GIVEN RECORDS:
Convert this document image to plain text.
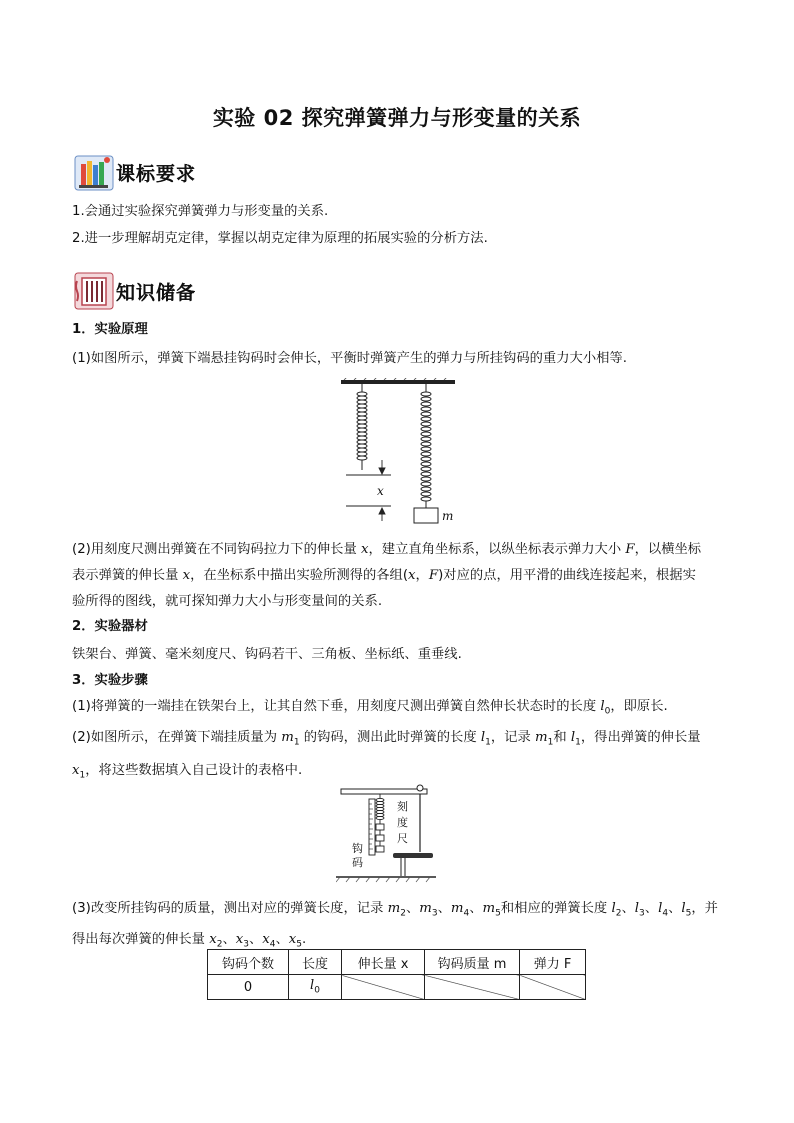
实验 02 探究弹簧弹力与形变量的关系
课标要求
1.会通过实验探究弹簧弹力与形变量的关系.
2.进一步理解胡克定律，掌握以胡克定律为原理的拓展实验的分析方法.
知识储备
1．实验原理
(1)如图所示，弹簧下端悬挂钩码时会伸长，平衡时弹簧产生的弹力与所挂钩码的重力大小相等.
x
m
(2)用刻度尺测出弹簧在不同钩码拉力下的伸长量 x，建立直角坐标系，以纵坐标表示弹力大小 F，以横坐标
表示弹簧的伸长量 x，在坐标系中描出实验所测得的各组(x，F)对应的点，用平滑的曲线连接起来，根据实
验所得的图线，就可探知弹力大小与形变量间的关系.
2．实验器材
铁架台、弹簧、毫米刻度尺、钩码若干、三角板、坐标纸、重垂线.
3．实验步骤
(1)将弹簧的一端挂在铁架台上，让其自然下垂，用刻度尺测出弹簧自然伸长状态时的长度 $l_0$，即原长.
(2)如图所示，在弹簧下端挂质量为 $m_1$ 的钩码，测出此时弹簧的长度 $l_1$，记录 $m_1$和 $l_1$，得出弹簧的伸长量
$x_1$，将这些数据填入自己设计的表格中.
刻
度
尺
钩
码
(3)改变所挂钩码的质量，测出对应的弹簧长度，记录 $m_2$、$m_3$、$m_4$、$m_5$和相应的弹簧长度 $l_2$、$l_3$、$l_4$、$l_5$，并
得出每次弹簧的伸长量 $x_2$、$x_3$、$x_4$、$x_5$.
钩码个数	长度	伸长量 x	钩码质量 m	弹力 F
0	$l_0$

THE REQUEST:
Make an exact copy of the data above, pictures excluded.

THE OUTPUT:
Convert this document image to plain text.
实验 02 探究弹簧弹力与形变量的关系
课标要求
1.会通过实验探究弹簧弹力与形变量的关系.
2.进一步理解胡克定律，掌握以胡克定律为原理的拓展实验的分析方法.
知识储备
1．实验原理
(1)如图所示，弹簧下端悬挂钩码时会伸长，平衡时弹簧产生的弹力与所挂钩码的重力大小相等.
x
m
(2)用刻度尺测出弹簧在不同钩码拉力下的伸长量 x，建立直角坐标系，以纵坐标表示弹力大小 F，以横坐标
表示弹簧的伸长量 x，在坐标系中描出实验所测得的各组(x，F)对应的点，用平滑的曲线连接起来，根据实
验所得的图线，就可探知弹力大小与形变量间的关系.
2．实验器材
铁架台、弹簧、毫米刻度尺、钩码若干、三角板、坐标纸、重垂线.
3．实验步骤
(1)将弹簧的一端挂在铁架台上，让其自然下垂，用刻度尺测出弹簧自然伸长状态时的长度 $l_0$，即原长.
(2)如图所示，在弹簧下端挂质量为 $m_1$ 的钩码，测出此时弹簧的长度 $l_1$，记录 $m_1$和 $l_1$，得出弹簧的伸长量
$x_1$，将这些数据填入自己设计的表格中.
刻
度
尺
钩
码
(3)改变所挂钩码的质量，测出对应的弹簧长度，记录 $m_2$、$m_3$、$m_4$、$m_5$和相应的弹簧长度 $l_2$、$l_3$、$l_4$、$l_5$，并
得出每次弹簧的伸长量 $x_2$、$x_3$、$x_4$、$x_5$.
钩码个数	长度	伸长量 x	钩码质量 m	弹力 F
0	$l_0$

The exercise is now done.